EXERCISE GOAL ▸
In the page extract about the workers' demonstration, which group supported the march with its rhythms?

PAGE EXTRACT ▸
The demonstrators gathered on the premises of the factory and then moved towards the Provincial Office. The common bloc of Workers' Initiative and Sierpien '80, together with the anarchists were chanting slogans such as “Governments out to the pavement, paving stones on the government”, “One, two, three, four, stop those damn dismissals”, “A worker dismissed, a boss hanged”, “Capitalism isn't working! factories under the control of workers”, etc. "Rhythms of Resistance" samba group from Poznan supported the demo with their rhythms. A banner saying “A worker dismissed, a boss hanged” was dropped from one building on the route of the demo.

When the demonstration reached the Provincial Office, the leaders of Solidarnosc trade union were declaring a radical fight in defense of the workplace and even of “burning the Office”, while burning car tyres. When the IP members and anarchists joined the shipyard workers in the back of the office building, clashes with the police broke out, then the shipyard workers retreated as they were told to by their leaders. Three policemen were hurt and some activists expect legal proceeding against them for an attack on the policemen.

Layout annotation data

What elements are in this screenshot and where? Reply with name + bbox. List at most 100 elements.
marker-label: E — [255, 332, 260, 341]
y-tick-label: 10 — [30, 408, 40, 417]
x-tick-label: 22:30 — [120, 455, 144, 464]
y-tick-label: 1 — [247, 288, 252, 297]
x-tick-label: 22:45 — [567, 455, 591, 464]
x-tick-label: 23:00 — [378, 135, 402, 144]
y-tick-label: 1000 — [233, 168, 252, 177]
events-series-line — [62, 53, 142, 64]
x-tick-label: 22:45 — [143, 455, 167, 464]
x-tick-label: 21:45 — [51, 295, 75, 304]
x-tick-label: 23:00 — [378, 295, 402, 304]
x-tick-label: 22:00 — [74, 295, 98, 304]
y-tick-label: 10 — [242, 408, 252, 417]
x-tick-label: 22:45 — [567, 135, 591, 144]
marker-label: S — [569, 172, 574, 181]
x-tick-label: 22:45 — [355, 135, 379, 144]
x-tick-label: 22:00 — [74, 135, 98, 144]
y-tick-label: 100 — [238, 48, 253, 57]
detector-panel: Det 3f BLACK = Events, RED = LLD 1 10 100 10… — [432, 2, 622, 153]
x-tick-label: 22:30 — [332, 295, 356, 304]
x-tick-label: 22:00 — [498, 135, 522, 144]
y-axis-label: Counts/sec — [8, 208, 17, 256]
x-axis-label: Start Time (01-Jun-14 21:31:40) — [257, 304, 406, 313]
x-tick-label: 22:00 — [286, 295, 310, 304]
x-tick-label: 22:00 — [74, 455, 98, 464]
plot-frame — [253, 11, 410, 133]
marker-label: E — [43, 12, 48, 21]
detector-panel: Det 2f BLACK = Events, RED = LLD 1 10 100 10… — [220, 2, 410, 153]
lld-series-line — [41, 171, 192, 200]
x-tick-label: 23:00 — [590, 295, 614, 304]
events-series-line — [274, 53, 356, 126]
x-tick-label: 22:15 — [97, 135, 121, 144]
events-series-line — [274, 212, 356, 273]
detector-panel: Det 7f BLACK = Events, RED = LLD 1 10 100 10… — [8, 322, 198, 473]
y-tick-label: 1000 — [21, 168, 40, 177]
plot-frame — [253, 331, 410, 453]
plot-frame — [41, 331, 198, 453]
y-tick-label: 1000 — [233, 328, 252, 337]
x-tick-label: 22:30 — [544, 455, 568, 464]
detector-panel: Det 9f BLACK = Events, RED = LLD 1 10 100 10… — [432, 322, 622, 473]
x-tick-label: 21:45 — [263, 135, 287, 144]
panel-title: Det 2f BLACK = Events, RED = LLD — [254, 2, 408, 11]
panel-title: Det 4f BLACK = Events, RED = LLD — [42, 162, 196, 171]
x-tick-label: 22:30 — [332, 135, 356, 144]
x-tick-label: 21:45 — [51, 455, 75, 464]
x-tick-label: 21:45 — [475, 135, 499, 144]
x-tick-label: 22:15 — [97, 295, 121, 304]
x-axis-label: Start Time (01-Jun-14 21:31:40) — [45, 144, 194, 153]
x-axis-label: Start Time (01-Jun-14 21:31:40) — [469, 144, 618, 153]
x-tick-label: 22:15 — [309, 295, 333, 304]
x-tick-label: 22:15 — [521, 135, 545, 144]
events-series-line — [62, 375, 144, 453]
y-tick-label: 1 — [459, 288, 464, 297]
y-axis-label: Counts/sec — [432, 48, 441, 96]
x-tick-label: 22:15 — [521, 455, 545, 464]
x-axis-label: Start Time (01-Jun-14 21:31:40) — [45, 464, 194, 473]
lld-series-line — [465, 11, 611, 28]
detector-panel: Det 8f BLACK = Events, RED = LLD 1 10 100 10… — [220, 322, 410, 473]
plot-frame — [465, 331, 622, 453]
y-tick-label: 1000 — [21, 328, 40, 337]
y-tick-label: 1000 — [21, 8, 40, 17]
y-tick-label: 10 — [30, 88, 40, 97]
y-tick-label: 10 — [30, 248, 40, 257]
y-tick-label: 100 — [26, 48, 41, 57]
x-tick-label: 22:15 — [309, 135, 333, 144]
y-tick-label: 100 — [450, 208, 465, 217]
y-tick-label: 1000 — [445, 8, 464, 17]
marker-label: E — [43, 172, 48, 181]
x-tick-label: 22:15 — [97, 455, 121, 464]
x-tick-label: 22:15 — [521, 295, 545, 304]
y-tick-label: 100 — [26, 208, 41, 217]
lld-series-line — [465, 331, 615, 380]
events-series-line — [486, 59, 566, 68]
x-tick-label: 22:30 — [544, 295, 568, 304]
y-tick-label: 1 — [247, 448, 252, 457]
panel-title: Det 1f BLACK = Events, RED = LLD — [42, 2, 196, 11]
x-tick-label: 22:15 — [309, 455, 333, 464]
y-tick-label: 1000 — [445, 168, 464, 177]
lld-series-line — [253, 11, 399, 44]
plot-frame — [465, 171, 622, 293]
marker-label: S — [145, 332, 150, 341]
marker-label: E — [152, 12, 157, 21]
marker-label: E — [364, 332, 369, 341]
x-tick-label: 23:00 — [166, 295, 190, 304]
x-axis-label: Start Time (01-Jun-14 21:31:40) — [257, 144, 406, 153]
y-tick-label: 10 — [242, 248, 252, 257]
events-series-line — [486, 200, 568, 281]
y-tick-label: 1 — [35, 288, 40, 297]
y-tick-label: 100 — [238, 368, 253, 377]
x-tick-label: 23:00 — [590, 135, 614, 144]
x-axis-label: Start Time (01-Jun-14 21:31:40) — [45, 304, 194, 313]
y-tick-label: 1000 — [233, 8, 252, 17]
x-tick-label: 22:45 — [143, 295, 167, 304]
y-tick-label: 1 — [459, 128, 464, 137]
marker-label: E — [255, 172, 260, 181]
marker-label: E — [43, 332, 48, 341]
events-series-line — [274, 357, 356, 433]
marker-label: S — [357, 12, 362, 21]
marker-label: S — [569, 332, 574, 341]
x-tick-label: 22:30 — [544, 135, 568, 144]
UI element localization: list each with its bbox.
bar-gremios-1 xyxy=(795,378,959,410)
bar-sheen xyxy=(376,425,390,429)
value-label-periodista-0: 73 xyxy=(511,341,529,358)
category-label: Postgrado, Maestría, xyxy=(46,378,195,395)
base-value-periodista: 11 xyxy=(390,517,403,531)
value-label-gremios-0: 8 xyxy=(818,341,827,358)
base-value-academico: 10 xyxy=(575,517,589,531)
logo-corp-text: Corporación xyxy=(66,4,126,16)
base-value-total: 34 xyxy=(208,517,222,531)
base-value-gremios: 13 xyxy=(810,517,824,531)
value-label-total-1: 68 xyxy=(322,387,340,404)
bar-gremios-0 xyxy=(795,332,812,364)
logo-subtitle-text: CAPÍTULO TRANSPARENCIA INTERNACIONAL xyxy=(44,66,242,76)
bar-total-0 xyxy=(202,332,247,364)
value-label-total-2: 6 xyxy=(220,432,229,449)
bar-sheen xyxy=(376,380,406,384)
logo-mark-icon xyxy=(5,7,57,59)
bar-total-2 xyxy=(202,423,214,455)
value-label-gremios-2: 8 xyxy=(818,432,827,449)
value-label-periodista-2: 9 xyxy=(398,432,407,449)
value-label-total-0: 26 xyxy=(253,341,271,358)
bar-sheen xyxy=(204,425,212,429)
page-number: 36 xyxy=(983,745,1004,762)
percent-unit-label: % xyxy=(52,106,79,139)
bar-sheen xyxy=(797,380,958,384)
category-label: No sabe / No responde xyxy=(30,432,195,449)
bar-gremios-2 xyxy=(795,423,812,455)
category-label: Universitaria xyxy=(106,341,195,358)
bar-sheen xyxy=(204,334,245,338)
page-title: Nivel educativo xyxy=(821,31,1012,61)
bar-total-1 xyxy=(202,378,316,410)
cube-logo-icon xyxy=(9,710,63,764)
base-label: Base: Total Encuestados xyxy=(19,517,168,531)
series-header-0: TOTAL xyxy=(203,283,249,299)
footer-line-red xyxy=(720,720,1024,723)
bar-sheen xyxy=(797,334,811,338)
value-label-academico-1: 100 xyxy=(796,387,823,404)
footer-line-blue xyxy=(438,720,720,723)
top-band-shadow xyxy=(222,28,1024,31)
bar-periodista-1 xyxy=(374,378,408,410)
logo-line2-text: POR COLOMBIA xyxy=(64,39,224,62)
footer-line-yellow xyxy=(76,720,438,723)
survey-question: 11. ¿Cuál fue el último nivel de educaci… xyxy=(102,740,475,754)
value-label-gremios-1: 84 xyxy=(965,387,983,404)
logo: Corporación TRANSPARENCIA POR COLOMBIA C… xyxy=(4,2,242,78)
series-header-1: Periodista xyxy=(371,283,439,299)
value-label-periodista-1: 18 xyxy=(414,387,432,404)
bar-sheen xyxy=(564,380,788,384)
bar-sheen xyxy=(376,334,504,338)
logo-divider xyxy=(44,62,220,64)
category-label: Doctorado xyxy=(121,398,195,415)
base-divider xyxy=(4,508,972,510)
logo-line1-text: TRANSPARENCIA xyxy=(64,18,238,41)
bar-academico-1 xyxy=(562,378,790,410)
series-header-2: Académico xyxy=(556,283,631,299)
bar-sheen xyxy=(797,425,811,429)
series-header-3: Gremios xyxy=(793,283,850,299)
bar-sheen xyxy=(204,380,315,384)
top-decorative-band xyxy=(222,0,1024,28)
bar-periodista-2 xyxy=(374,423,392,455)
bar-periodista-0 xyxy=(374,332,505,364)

RIGHT ANSWER ▸
The "Rhythms of Resistance" samba group from Poznan.